Dataset items:
⟨

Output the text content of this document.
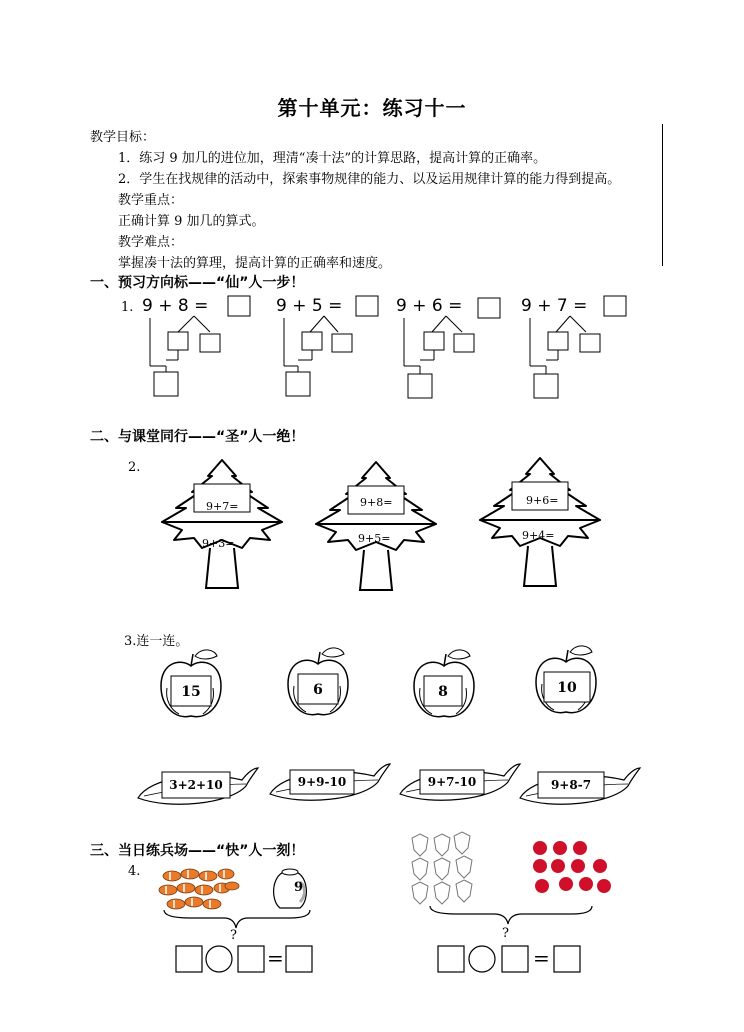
第十单元：练习十一
教学目标：
1．练习 9 加几的进位加，理清“凑十法”的计算思路，提高计算的正确率。
2．学生在找规律的活动中，探索事物规律的能力、以及运用规律计算的能力得到提高。
教学重点：
正确计算 9 加几的算式。
教学难点：
掌握凑十法的算理，提高计算的正确率和速度。
一、预习方向标——“仙”人一步！
1. 9 + 8 =	9 + 5 =	9 + 6 =	9 + 7 =
二、与课堂同行——“圣”人一绝！
2.
9+7=
9+3=
9+8=
9+5=
9+6=
9+4=
3.连一连。
15	6	8	10
3+2+10	9+9-10	9+7-10	9+8-7
三、当日练兵场——“快”人一刻！
4.
9
?	?
=	=
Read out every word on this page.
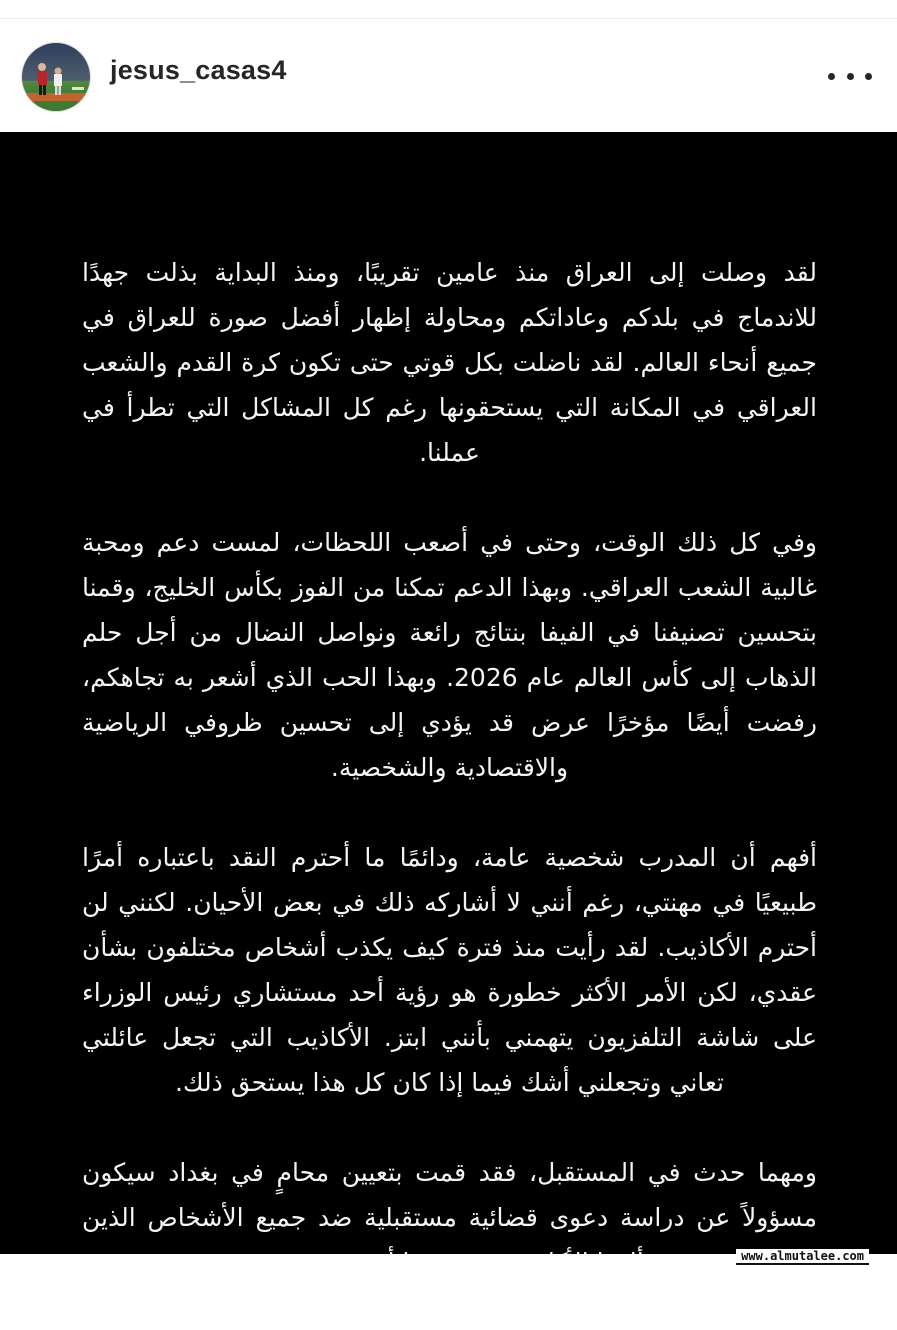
jesus_casas4

لقد وصلت إلى العراق منذ عامين تقريبًا، ومنذ البداية بذلت جهدًا للاندماج في بلدكم وعاداتكم ومحاولة إظهار أفضل صورة للعراق في جميع أنحاء العالم. لقد ناضلت بكل قوتي حتى تكون كرة القدم والشعب العراقي في المكانة التي يستحقونها رغم كل المشاكل التي تطرأ في عملنا.

وفي كل ذلك الوقت، وحتى في أصعب اللحظات، لمست دعم ومحبة غالبية الشعب العراقي. وبهذا الدعم تمكنا من الفوز بكأس الخليج، وقمنا بتحسين تصنيفنا في الفيفا بنتائج رائعة ونواصل النضال من أجل حلم الذهاب إلى كأس العالم عام 2026. وبهذا الحب الذي أشعر به تجاهكم، رفضت أيضًا مؤخرًا عرض قد يؤدي إلى تحسين ظروفي الرياضية والاقتصادية والشخصية.

أفهم أن المدرب شخصية عامة، ودائمًا ما أحترم النقد باعتباره أمرًا طبيعيًا في مهنتي، رغم أنني لا أشاركه ذلك في بعض الأحيان. لكنني لن أحترم الأكاذيب. لقد رأيت منذ فترة كيف يكذب أشخاص مختلفون بشأن عقدي، لكن الأمر الأكثر خطورة هو رؤية أحد مستشاري رئيس الوزراء على شاشة التلفزيون يتهمني بأنني ابتز. الأكاذيب التي تجعل عائلتي تعاني وتجعلني أشك فيما إذا كان كل هذا يستحق ذلك.

ومهما حدث في المستقبل، فقد قمت بتعيين محامٍ في بغداد سيكون مسؤولاً عن دراسة دعوى قضائية مستقبلية ضد جميع الأشخاص الذين

www.almutalee.com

⟩

» **Task prompt**: Determine the count of lines in the data above with the string "العالم" in them, and give that count alone.

» **Expected answer**: 2